Raw data:
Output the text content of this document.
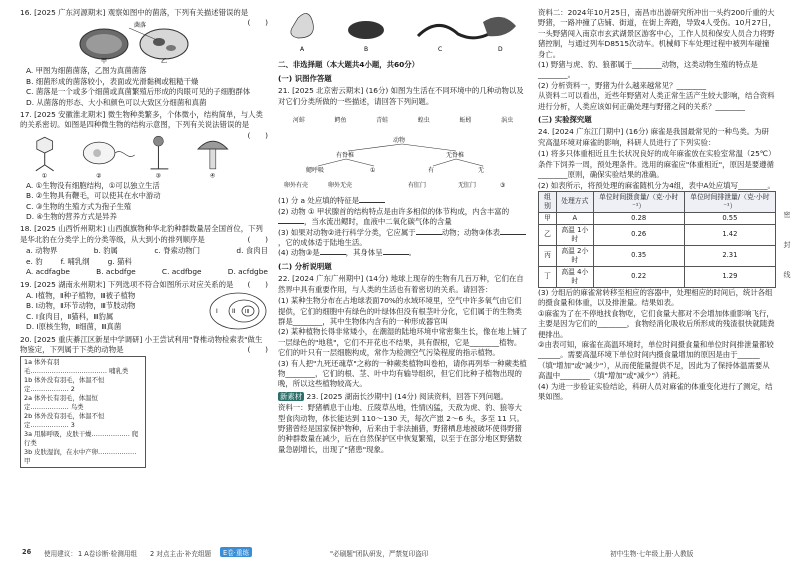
16. [2025 广东河源期末] 观察如图中的菌落，下列有关描述错误的是
(　　)
菌落
甲	乙
A. 甲图为细菌菌落，乙图为真菌菌落
B. 细菌形成的菌落较小，表面或光滑黏稠或粗糙干燥
C. 菌落是一个或多个细菌或真菌繁殖后形成的肉眼可见的子细胞群体
D. 从菌落的形态、大小和颜色可以大致区分细菌和真菌
17. [2025 安徽淮北期末] 微生物种类繁多，个体微小，结构简单，与人类的关系密切。如图是四种微生物的结构示意图，下列有关说法错误的是
(　　)
①	②	③	④
A. ①生物没有细胞结构，①可以独立生活
B. ②生物具有鞭毛，可以使其在水中游动
C. ③生物的生殖方式为孢子生殖
D. ④生物的营养方式是异养
18. [2025 山西忻州期末] 山西旗旗物种华北豹种群数量居全国首位，下列是华北豹在分类学上的分类等级，从大到小的排列顺序是	(　　)
a. 动物界	b. 豹属	c. 脊索动物门	d. 食肉目
e. 豹 f. 哺乳纲 g. 猫科
A. acdfagbe	B. acbdfge	C. acdfbge	D. acfdgbe
19. [2025 湖南永州期末] 下列选项不符合如图所示对应关系的是 (　　)
A. Ⅰ植物，Ⅱ种子植物，Ⅲ被子植物
B. Ⅰ动物，Ⅱ环节动物，Ⅲ节肢动物
C. Ⅰ食肉目，Ⅱ猫科，Ⅲ豹属
D. Ⅰ原核生物，Ⅱ细菌，Ⅲ真菌
I II III
20. [2025 重庆綦江区新星中学调研] 小王尝试利用"脊椎动物检索表"做生物鉴定，下列属于下类的动物是	(　　)
1a 体外有羽毛……………………………… 哺乳类
1b 体外没有羽毛，体温不恒定……………… 2
2a 体外长有羽毛，体温恒定……………… 鸟类
2b 体外没有羽毛，体温不恒定……………… 3
3a 用肺呼吸，皮肤干燥……………… 爬行类
3b 皮肤湿润，在水中产卵……………… 甲
A	B	C	D
二、非选择题（本大题共4小题，共60分）
(一) 识图作答题
21. [2025 北京密云期末] (16分) 如图为生活在不同环境中的几种动物以及对它们分类所做的一些描述，请回答下列问题。
河蚌	鳄鱼	青蛙	蝗虫	蚯蚓	涡虫
动物
有脊椎	无脊椎
鳃呼吸	①	有	无
卵外有壳	卵外无壳	有肛门	无肛门	③
(1) 分 a 处应填的特征是
(2) 动物 ① 甲状腺首的结构特点是由许多相似的体节构成，内含丰富的，当水流出鳃时，血液中二氧化碳气体的含量
(3) 如果对动物②进行科学分类，它应属于	动物；动物③体表，它的成体适于陆地生活。
(4) 动物③是	，其身体呈	。
(二) 分析说明题
22. [2024 广东广州期中] (14分) 地球上现存的生物有几百万种，它们在自然界中具有重要作用，与人类的生活也有着密切的关系。请回答：
(1) 某种生物分布在占地球表面70%的水域环境里，空气中许多氧气由它们提供，它们的细胞中有绿色的叶绿体但没有根茎叶分化，它们属于的生物类群是________，其中生物体内含有的一种形成器官叫
(2) 某种植物长得非常矮小，在潮湿的陆地环境中常密集生长，像在地上铺了一层绿色的"地毯"，它们不开花也不结果，具有假根，它是________植物。它们的叶只有一层细胞构成，常作为检测空气污染程度的指示植物。
(3) 有人把"九死还魂草"之称的一种蕨类植物叫卷柏，请你再列举一种蕨类植物________，它们的根、茎、叶中均有输导组织，但它们比种子植物出现的晚，所以这些植物较高大。
新素材 23. [2025 湖南长沙期中] (14分) 阅读资料，回答下列问题。
资料一：野猪栖息于山地、丘陵草丛地，性情凶猛，天敌为虎、豹、狼等大型食肉动物，体长能达到 110～130 天，每次产崽 2～6 头，多至 11 只。野猪曾经是国家保护物种，后来由于非法捕猎，野猪栖息地被破坏使得野猪的种群数量在减少，后在自然保护区中恢复繁殖，以至于在部分地区野猪数量急剧增长，出现了"猪患"现象。
资料二：2024年10月25日，南昌市出游研究所冲出一头约200斤重的大野猪，一路冲撞了店铺、街道，在街上奔跑，导致4人受伤。10月27日，一头野猪闯入南京市玄武湖景区游客中心，工作人员和保安人员合力将野猪控制，与通过列车D8515次动车。机械师下车处理过程中被列车碰撞身亡。
(1) 野猪与虎、豹、狼都属于________动物，这类动物生殖的特点是________。
(2) 分析资料一，野猪为什么越来越常见？________
从资料二可以看出，近些年野猪对人类正常生活产生较大影响，结合资料进行分析，人类应该如何正确处理与野猪之间的关系？________
(三) 实验探究题
24. [2024 广东江门期中] (16分) 麻雀是我国最常见的一种鸟类。为研究高温环境对麻雀的影响，科研人员进行了下列实验：
(1) 将多只体重相近且生长状况良好的成年麻雀放在实验室常温（25℃）条件下饲养一周，预处理条件。选用的麻雀应"体重相近"，原因是要遵循________原则，确保实验结果的准确。
(2) 如表所示，将预处理的麻雀随机分为4组，表中A处应填写________。
组别	处理方式	单位时间摄食量/（克·小时⁻¹）	单位时间排泄量/（克·小时⁻¹）
甲	A	0.28	0.55
乙	高温 1小时	0.26	1.42
丙	高温 2小时	0.35	2.31
丁	高温 4小时	0.22	1.29
(3) 分组后的麻雀常转移至相应的容器中，处理相应的时间后，统计各组的摄食量和体重，以及排泄量。结果如表。
①麻雀为了在不停地找食物吃，它们食量大都对不会增加体重影响飞行，主要是因为它们的________，食物经消化吸收后所形成的残渣很快就随粪便排出。
②由表可知，麻雀在高温环境时，单位时间摄食量和单位时间排泄量都较______。需要高温环境下单位时间内摄食量增加的原因是由于______（填"增加"或"减少"），从而使能量提供不足，因此为了保持体温需要从高温中________（填"增加"或"减少"）消耗。
(4) 为进一步验证实验结论，科研人员对麻雀的体重变化进行了测定，结果如图。
密
封
线
26 使用建议： 1 A卷诊断·检测用组 2 对点主击·补充组题	E卷·重练	"必刷题"团队研发，严禁复印盗印	初中生物·七年级上册·人教版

Exercise objective: Pictures are to be left out; repeat all the remaining data exactly.

Written reply:
Output the text content of this document.
16. [2025 广东河源期末] 观察如图中的菌落，下列有关描述错误的是
(　　)
菌落
甲	乙
A. 甲图为细菌菌落，乙图为真菌菌落
B. 细菌形成的菌落较小，表面或光滑黏稠或粗糙干燥
C. 菌落是一个或多个细菌或真菌繁殖后形成的肉眼可见的子细胞群体
D. 从菌落的形态、大小和颜色可以大致区分细菌和真菌
17. [2025 安徽淮北期末] 微生物种类繁多，个体微小，结构简单，与人类的关系密切。如图是四种微生物的结构示意图，下列有关说法错误的是
(　　)
①	②	③	④
A. ①生物没有细胞结构，①可以独立生活
B. ②生物具有鞭毛，可以使其在水中游动
C. ③生物的生殖方式为孢子生殖
D. ④生物的营养方式是异养
18. [2025 山西忻州期末] 山西旗旗物种华北豹种群数量居全国首位，下列是华北豹在分类学上的分类等级，从大到小的排列顺序是	(　　)
a. 动物界	b. 豹属	c. 脊索动物门	d. 食肉目
e. 豹 f. 哺乳纲 g. 猫科
A. acdfagbe	B. acbdfge	C. acdfbge	D. acfdgbe
19. [2025 湖南永州期末] 下列选项不符合如图所示对应关系的是 (　　)
A. Ⅰ植物，Ⅱ种子植物，Ⅲ被子植物
B. Ⅰ动物，Ⅱ环节动物，Ⅲ节肢动物
C. Ⅰ食肉目，Ⅱ猫科，Ⅲ豹属
D. Ⅰ原核生物，Ⅱ细菌，Ⅲ真菌
I II III
20. [2025 重庆綦江区新星中学调研] 小王尝试利用"脊椎动物检索表"做生物鉴定，下列属于下类的动物是	(　　)
1a 体外有羽毛……………………………… 哺乳类
1b 体外没有羽毛，体温不恒定……………… 2
2a 体外长有羽毛，体温恒定……………… 鸟类
2b 体外没有羽毛，体温不恒定……………… 3
3a 用肺呼吸，皮肤干燥……………… 爬行类
3b 皮肤湿润，在水中产卵……………… 甲
A	B	C	D
二、非选择题（本大题共4小题，共60分）
(一) 识图作答题
21. [2025 北京密云期末] (16分) 如图为生活在不同环境中的几种动物以及对它们分类所做的一些描述，请回答下列问题。
河蚌	鳄鱼	青蛙	蝗虫	蚯蚓	涡虫
动物
有脊椎	无脊椎
鳃呼吸	①	有	无
卵外有壳	卵外无壳	有肛门	无肛门	③
(1) 分 a 处应填的特征是
(2) 动物 ① 甲状腺首的结构特点是由许多相似的体节构成，内含丰富的，当水流出鳃时，血液中二氧化碳气体的含量
(3) 如果对动物②进行科学分类，它应属于	动物；动物③体表，它的成体适于陆地生活。
(4) 动物③是	，其身体呈	。
(二) 分析说明题
22. [2024 广东广州期中] (14分) 地球上现存的生物有几百万种，它们在自然界中具有重要作用，与人类的生活也有着密切的关系。请回答：
(1) 某种生物分布在占地球表面70%的水域环境里，空气中许多氧气由它们提供，它们的细胞中有绿色的叶绿体但没有根茎叶分化，它们属于的生物类群是________，其中生物体内含有的一种形成器官叫
(2) 某种植物长得非常矮小，在潮湿的陆地环境中常密集生长，像在地上铺了一层绿色的"地毯"，它们不开花也不结果，具有假根，它是________植物。它们的叶只有一层细胞构成，常作为检测空气污染程度的指示植物。
(3) 有人把"九死还魂草"之称的一种蕨类植物叫卷柏，请你再列举一种蕨类植物________，它们的根、茎、叶中均有输导组织，但它们比种子植物出现的晚，所以这些植物较高大。
新素材 23. [2025 湖南长沙期中] (14分) 阅读资料，回答下列问题。
资料一：野猪栖息于山地、丘陵草丛地，性情凶猛，天敌为虎、豹、狼等大型食肉动物，体长能达到 110～130 天，每次产崽 2～6 头，多至 11 只。野猪曾经是国家保护物种，后来由于非法捕猎，野猪栖息地被破坏使得野猪的种群数量在减少，后在自然保护区中恢复繁殖，以至于在部分地区野猪数量急剧增长，出现了"猪患"现象。
资料二：2024年10月25日，南昌市出游研究所冲出一头约200斤重的大野猪，一路冲撞了店铺、街道，在街上奔跑，导致4人受伤。10月27日，一头野猪闯入南京市玄武湖景区游客中心，工作人员和保安人员合力将野猪控制，与通过列车D8515次动车。机械师下车处理过程中被列车碰撞身亡。
(1) 野猪与虎、豹、狼都属于________动物，这类动物生殖的特点是________。
(2) 分析资料一，野猪为什么越来越常见？________
从资料二可以看出，近些年野猪对人类正常生活产生较大影响，结合资料进行分析，人类应该如何正确处理与野猪之间的关系？________
(三) 实验探究题
24. [2024 广东江门期中] (16分) 麻雀是我国最常见的一种鸟类。为研究高温环境对麻雀的影响，科研人员进行了下列实验：
(1) 将多只体重相近且生长状况良好的成年麻雀放在实验室常温（25℃）条件下饲养一周，预处理条件。选用的麻雀应"体重相近"，原因是要遵循________原则，确保实验结果的准确。
(2) 如表所示，将预处理的麻雀随机分为4组，表中A处应填写________。
组别	处理方式	单位时间摄食量/（克·小时⁻¹）	单位时间排泄量/（克·小时⁻¹）
甲	A	0.28	0.55
乙	高温 1小时	0.26	1.42
丙	高温 2小时	0.35	2.31
丁	高温 4小时	0.22	1.29
(3) 分组后的麻雀常转移至相应的容器中，处理相应的时间后，统计各组的摄食量和体重，以及排泄量。结果如表。
①麻雀为了在不停地找食物吃，它们食量大都对不会增加体重影响飞行，主要是因为它们的________，食物经消化吸收后所形成的残渣很快就随粪便排出。
②由表可知，麻雀在高温环境时，单位时间摄食量和单位时间排泄量都较______。需要高温环境下单位时间内摄食量增加的原因是由于______（填"增加"或"减少"），从而使能量提供不足，因此为了保持体温需要从高温中________（填"增加"或"减少"）消耗。
(4) 为进一步验证实验结论，科研人员对麻雀的体重变化进行了测定，结果如图。
密
封
线
26 使用建议： 1 A卷诊断·检测用组 2 对点主击·补充组题	E卷·重练	"必刷题"团队研发，严禁复印盗印	初中生物·七年级上册·人教版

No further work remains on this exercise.